● **TASK REQUIREMENTS**
Word for word, quote all of the material, omitting the pictures.

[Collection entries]
Begin
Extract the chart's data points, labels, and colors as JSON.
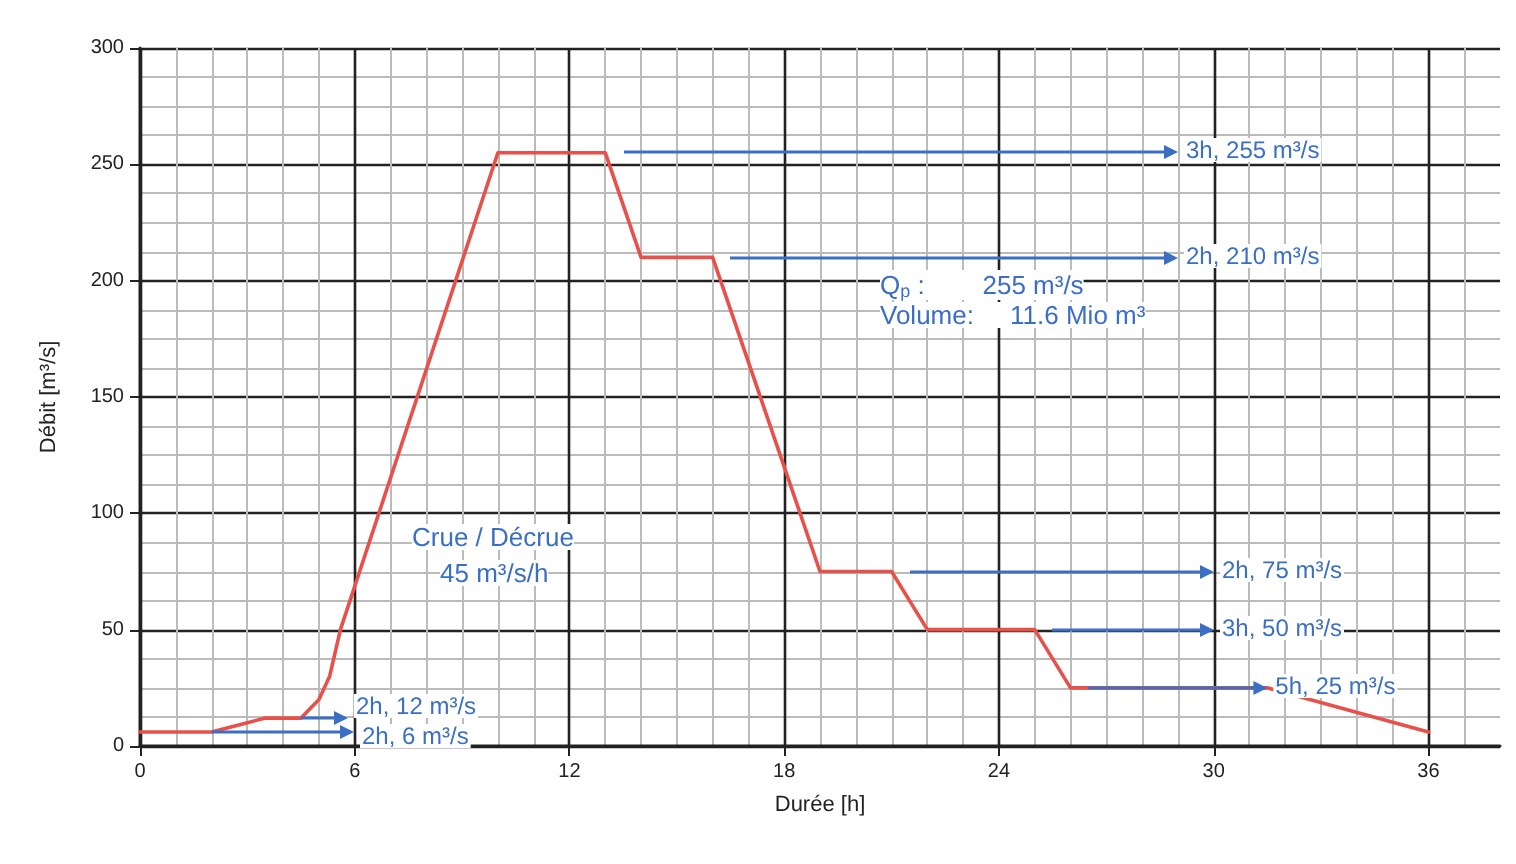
{
  "chart_data": {
    "type": "line",
    "xlabel": "Durée [h]",
    "ylabel": "Débit [m³/s]",
    "series": [
      {
        "color": "#e8504a",
        "x": [
          0,
          2,
          3,
          3.5,
          4.5,
          5,
          5.3,
          5.6,
          10,
          13,
          14,
          16,
          19,
          21,
          22,
          25,
          26,
          31.5,
          36
        ],
        "values": [
          6,
          6,
          10,
          12,
          12,
          20,
          30,
          50,
          255,
          255,
          210,
          210,
          75,
          75,
          50,
          50,
          25,
          25,
          6
        ]
      }
    ],
    "xlim": [
      0,
      38
    ],
    "xticks": [
      0,
      6,
      12,
      18,
      24,
      30,
      36
    ],
    "ylim": [
      0,
      300
    ],
    "yticks": [
      0,
      50,
      100,
      150,
      200,
      250,
      300
    ],
    "grid": true,
    "marker": "none",
    "line_style": "solid",
    "annotations": [
      "3h, 255 m³/s",
      "2h, 210 m³/s",
      "2h, 75 m³/s",
      "3h, 50 m³/s",
      {
        "text": "5h, 25 m³/s",
        "x": 31.5,
        "y": 25
      },
      {
        "text": "2h, 12 m³/s",
        "x": 4.5,
        "y": 12
      },
      {
        "text": "2h, 6 m³/s",
        "x": 2,
        "y": 6
      },
      "Crue / Décrue",
      "45 m³/s/h",
      "Q$_{p}$ :        255 m³/s",
      "Volume:     11.6 Mio m³"
    ]
  }
}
End
● **FULL ANSWER**
Extract the chart's data points, labels, and colors as JSON.
{
  "chart_data": {
    "type": "line",
    "xlabel": "Durée [h]",
    "ylabel": "Débit [m³/s]",
    "series": [
      {
        "color": "#e8504a",
        "x": [
          0,
          2,
          3,
          3.5,
          4.5,
          5,
          5.3,
          5.6,
          10,
          13,
          14,
          16,
          19,
          21,
          22,
          25,
          26,
          31.5,
          36
        ],
        "values": [
          6,
          6,
          10,
          12,
          12,
          20,
          30,
          50,
          255,
          255,
          210,
          210,
          75,
          75,
          50,
          50,
          25,
          25,
          6
        ]
      }
    ],
    "xlim": [
      0,
      38
    ],
    "xticks": [
      0,
      6,
      12,
      18,
      24,
      30,
      36
    ],
    "ylim": [
      0,
      300
    ],
    "yticks": [
      0,
      50,
      100,
      150,
      200,
      250,
      300
    ],
    "grid": true,
    "marker": "none",
    "line_style": "solid",
    "annotations": [
      "3h, 255 m³/s",
      "2h, 210 m³/s",
      "2h, 75 m³/s",
      "3h, 50 m³/s",
      {
        "text": "5h, 25 m³/s",
        "x": 31.5,
        "y": 25
      },
      {
        "text": "2h, 12 m³/s",
        "x": 4.5,
        "y": 12
      },
      {
        "text": "2h, 6 m³/s",
        "x": 2,
        "y": 6
      },
      "Crue / Décrue",
      "45 m³/s/h",
      "Q$_{p}$ :        255 m³/s",
      "Volume:     11.6 Mio m³"
    ]
  }
}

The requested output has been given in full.